─── DATA LINES ───

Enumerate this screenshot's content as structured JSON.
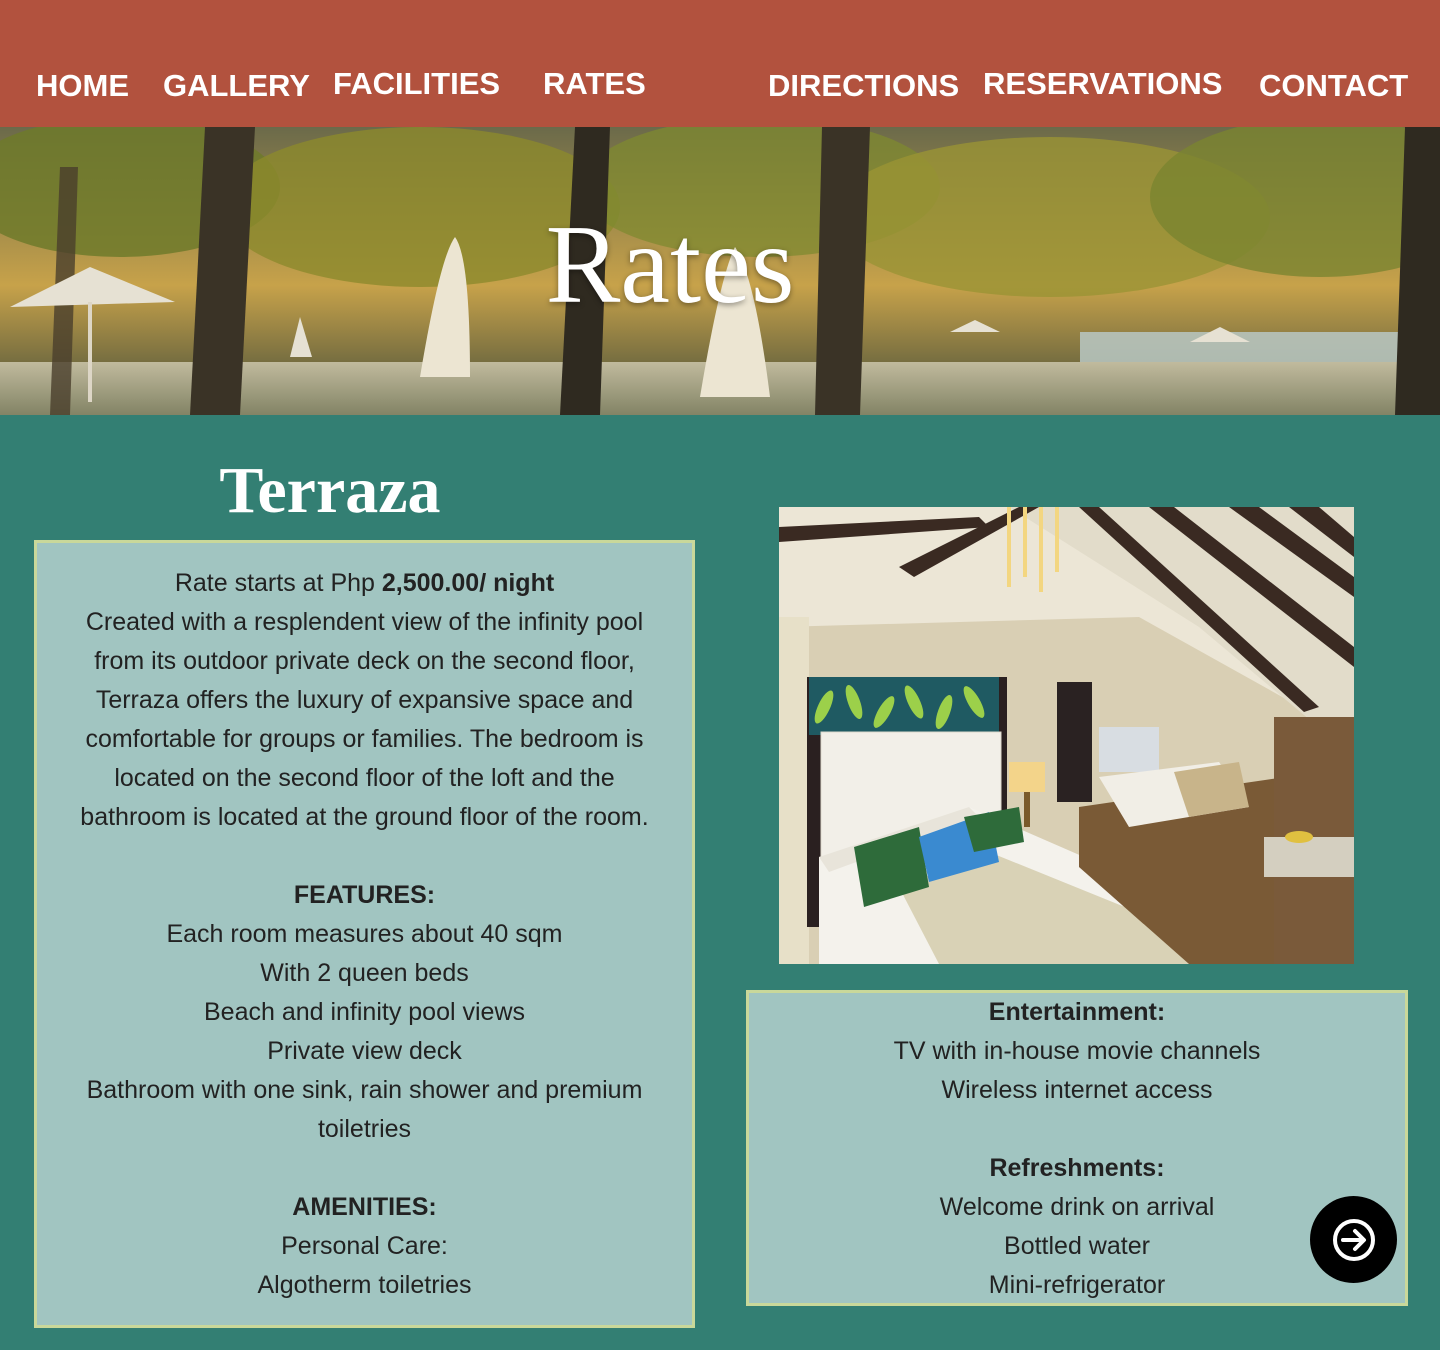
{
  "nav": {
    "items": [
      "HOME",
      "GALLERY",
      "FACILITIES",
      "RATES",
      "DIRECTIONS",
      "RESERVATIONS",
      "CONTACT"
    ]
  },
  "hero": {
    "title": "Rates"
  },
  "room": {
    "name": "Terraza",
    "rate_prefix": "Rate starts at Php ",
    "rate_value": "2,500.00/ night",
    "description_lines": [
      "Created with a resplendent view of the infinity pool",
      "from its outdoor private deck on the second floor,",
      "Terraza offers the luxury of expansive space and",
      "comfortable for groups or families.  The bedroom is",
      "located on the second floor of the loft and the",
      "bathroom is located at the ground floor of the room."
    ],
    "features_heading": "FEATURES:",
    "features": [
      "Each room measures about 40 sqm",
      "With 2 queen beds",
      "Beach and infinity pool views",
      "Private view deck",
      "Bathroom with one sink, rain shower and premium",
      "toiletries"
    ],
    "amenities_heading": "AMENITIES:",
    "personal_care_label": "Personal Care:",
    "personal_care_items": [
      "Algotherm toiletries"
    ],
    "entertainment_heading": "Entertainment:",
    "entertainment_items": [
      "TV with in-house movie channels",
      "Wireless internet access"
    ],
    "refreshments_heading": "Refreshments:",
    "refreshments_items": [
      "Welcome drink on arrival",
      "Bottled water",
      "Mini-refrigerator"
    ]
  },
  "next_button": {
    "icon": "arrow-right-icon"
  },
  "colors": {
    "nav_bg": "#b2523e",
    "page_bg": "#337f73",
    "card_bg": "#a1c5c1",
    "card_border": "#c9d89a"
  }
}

───

[AIM]
From the material above, copy each line that includes the word "located".

[EXERCISE RESULT]
      "located on the second floor of the loft and the",
      "bathroom is located at the ground floor of the room."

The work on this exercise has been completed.